_Written problem_. Report the number of lines where the string "copy" occurs, and write nothing else.

_Data shown_.
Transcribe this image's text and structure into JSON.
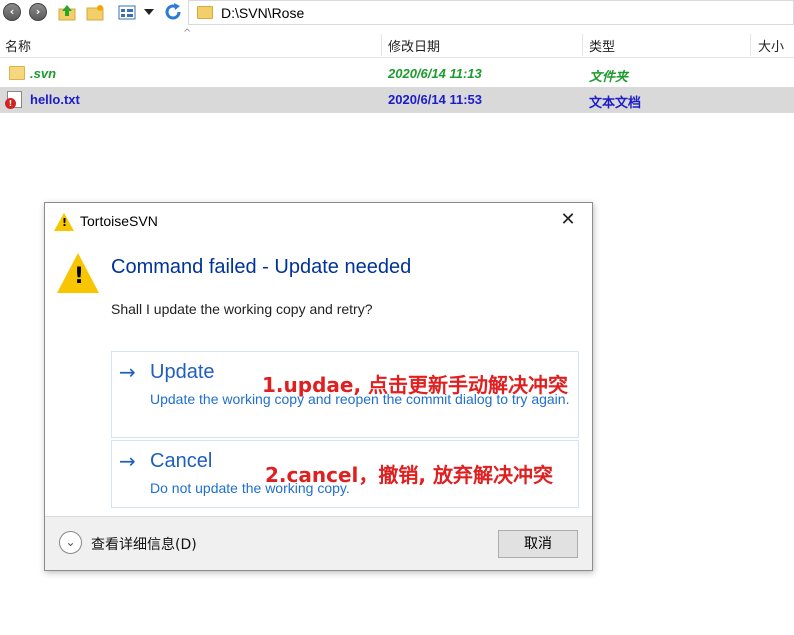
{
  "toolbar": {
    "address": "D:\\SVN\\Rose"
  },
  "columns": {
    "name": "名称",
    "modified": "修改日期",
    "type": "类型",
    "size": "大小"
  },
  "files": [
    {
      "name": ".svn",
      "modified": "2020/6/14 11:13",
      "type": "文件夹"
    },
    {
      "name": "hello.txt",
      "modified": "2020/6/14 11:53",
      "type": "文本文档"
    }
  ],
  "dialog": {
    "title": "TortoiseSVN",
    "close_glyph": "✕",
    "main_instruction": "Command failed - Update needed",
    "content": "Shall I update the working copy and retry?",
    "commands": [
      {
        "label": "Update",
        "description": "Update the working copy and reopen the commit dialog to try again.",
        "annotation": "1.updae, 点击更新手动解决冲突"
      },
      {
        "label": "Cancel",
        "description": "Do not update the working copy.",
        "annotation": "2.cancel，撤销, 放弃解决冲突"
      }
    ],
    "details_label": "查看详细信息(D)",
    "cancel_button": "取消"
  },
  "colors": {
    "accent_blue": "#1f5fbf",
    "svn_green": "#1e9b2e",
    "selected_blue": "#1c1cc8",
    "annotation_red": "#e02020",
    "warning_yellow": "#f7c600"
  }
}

_Written solution_. 3